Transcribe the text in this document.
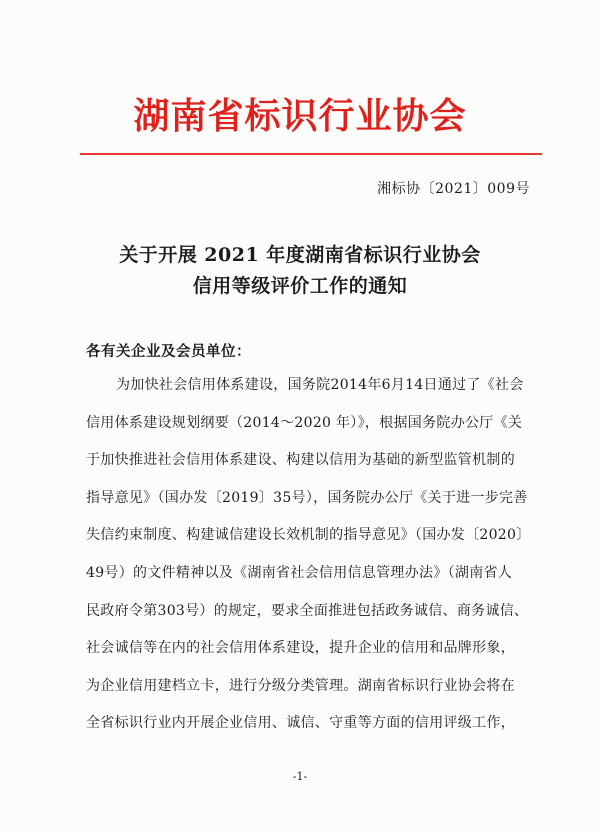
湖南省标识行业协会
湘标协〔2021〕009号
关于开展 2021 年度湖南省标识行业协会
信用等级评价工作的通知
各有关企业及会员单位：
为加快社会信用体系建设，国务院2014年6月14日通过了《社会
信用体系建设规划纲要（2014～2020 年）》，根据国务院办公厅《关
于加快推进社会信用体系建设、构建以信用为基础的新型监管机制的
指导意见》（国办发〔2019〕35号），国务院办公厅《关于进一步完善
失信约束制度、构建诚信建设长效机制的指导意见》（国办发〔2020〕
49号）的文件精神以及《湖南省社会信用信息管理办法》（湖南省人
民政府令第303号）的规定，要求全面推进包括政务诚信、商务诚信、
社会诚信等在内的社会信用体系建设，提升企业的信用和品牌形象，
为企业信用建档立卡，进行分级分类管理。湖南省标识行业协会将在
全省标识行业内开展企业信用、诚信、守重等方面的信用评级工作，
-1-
::::
## REQUIREMENTS:
All of the data above should be transcribed verbatim, with pictures omitted.

## SOLUTION TO THIS PROBLEM:
Transcribe the text in this document.
湖南省标识行业协会
湘标协〔2021〕009号
关于开展 2021 年度湖南省标识行业协会
信用等级评价工作的通知
各有关企业及会员单位：
为加快社会信用体系建设，国务院2014年6月14日通过了《社会
信用体系建设规划纲要（2014～2020 年）》，根据国务院办公厅《关
于加快推进社会信用体系建设、构建以信用为基础的新型监管机制的
指导意见》（国办发〔2019〕35号），国务院办公厅《关于进一步完善
失信约束制度、构建诚信建设长效机制的指导意见》（国办发〔2020〕
49号）的文件精神以及《湖南省社会信用信息管理办法》（湖南省人
民政府令第303号）的规定，要求全面推进包括政务诚信、商务诚信、
社会诚信等在内的社会信用体系建设，提升企业的信用和品牌形象，
为企业信用建档立卡，进行分级分类管理。湖南省标识行业协会将在
全省标识行业内开展企业信用、诚信、守重等方面的信用评级工作，
-1-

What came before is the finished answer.